* **What is needed**:
Copy out each line that has "title" in it.

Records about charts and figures
○ ○ ○ ○ ○

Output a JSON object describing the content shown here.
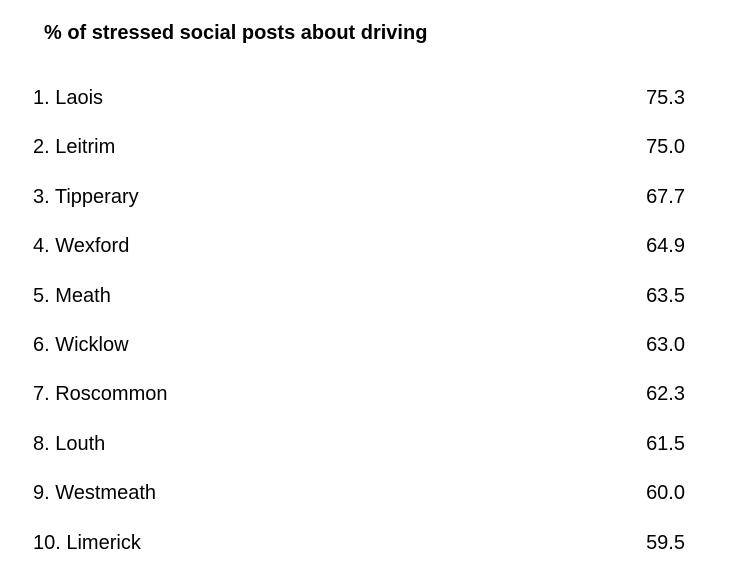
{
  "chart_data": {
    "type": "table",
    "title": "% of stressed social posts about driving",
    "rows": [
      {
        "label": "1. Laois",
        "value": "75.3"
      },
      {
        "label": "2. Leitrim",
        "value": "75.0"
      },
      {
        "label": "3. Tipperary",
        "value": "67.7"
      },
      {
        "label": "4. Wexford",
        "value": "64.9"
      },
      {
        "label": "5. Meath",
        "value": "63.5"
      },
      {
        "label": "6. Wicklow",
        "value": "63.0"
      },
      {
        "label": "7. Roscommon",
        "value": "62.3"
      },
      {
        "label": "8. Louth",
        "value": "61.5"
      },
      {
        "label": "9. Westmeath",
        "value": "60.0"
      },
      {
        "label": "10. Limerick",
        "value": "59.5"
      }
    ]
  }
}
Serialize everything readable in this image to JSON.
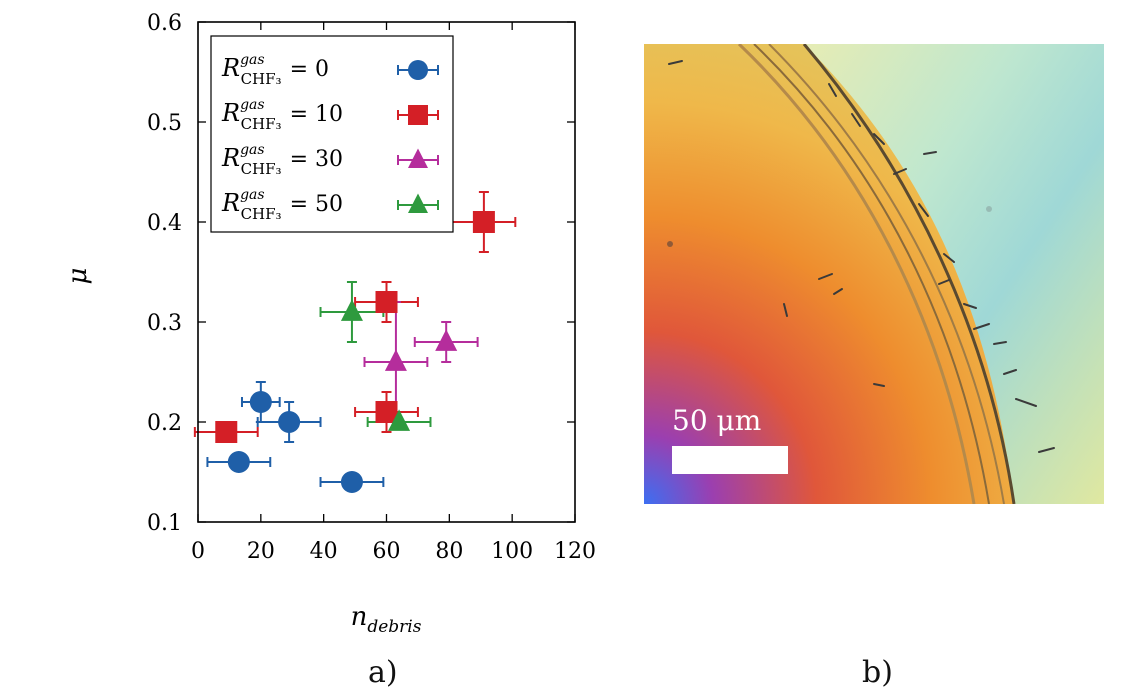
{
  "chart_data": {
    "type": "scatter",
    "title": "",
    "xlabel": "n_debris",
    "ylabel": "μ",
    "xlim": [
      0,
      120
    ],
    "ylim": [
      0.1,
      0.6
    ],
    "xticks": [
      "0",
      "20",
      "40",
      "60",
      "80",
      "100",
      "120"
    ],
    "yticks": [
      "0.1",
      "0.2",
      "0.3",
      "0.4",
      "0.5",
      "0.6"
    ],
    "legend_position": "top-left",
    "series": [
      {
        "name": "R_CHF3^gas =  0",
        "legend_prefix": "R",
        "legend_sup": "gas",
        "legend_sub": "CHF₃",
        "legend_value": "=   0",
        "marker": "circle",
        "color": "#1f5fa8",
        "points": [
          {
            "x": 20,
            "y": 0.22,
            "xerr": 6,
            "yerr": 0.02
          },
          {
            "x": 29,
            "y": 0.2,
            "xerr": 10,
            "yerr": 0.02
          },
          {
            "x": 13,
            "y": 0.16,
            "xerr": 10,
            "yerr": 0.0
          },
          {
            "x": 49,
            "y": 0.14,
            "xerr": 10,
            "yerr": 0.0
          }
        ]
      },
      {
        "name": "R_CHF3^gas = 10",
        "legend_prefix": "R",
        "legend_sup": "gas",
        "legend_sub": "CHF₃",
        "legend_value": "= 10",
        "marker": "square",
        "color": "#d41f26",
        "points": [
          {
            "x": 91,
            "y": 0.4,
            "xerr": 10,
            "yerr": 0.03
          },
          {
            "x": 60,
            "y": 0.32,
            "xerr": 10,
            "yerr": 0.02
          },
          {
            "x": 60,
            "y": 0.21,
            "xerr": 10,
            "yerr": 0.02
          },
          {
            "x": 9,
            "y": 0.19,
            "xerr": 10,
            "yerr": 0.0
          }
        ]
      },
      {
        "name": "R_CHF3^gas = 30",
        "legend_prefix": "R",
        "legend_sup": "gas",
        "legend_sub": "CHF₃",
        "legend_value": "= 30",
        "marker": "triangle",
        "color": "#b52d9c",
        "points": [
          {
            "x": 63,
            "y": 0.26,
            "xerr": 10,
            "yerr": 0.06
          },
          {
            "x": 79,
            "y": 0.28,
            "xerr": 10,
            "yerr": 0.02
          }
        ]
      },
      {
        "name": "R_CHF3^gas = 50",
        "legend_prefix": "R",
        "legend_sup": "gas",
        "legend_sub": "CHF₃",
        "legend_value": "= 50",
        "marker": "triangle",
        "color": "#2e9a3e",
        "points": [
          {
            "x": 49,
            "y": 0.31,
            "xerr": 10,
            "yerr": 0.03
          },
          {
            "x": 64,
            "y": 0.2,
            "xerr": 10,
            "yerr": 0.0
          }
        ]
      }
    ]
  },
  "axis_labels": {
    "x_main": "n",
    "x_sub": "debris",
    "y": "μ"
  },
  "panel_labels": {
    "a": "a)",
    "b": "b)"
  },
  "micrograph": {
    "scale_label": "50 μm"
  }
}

○ ○ ○ ○ ○

* **Finished task**:
    "title": "% of stressed social posts about driving",
    "title": "",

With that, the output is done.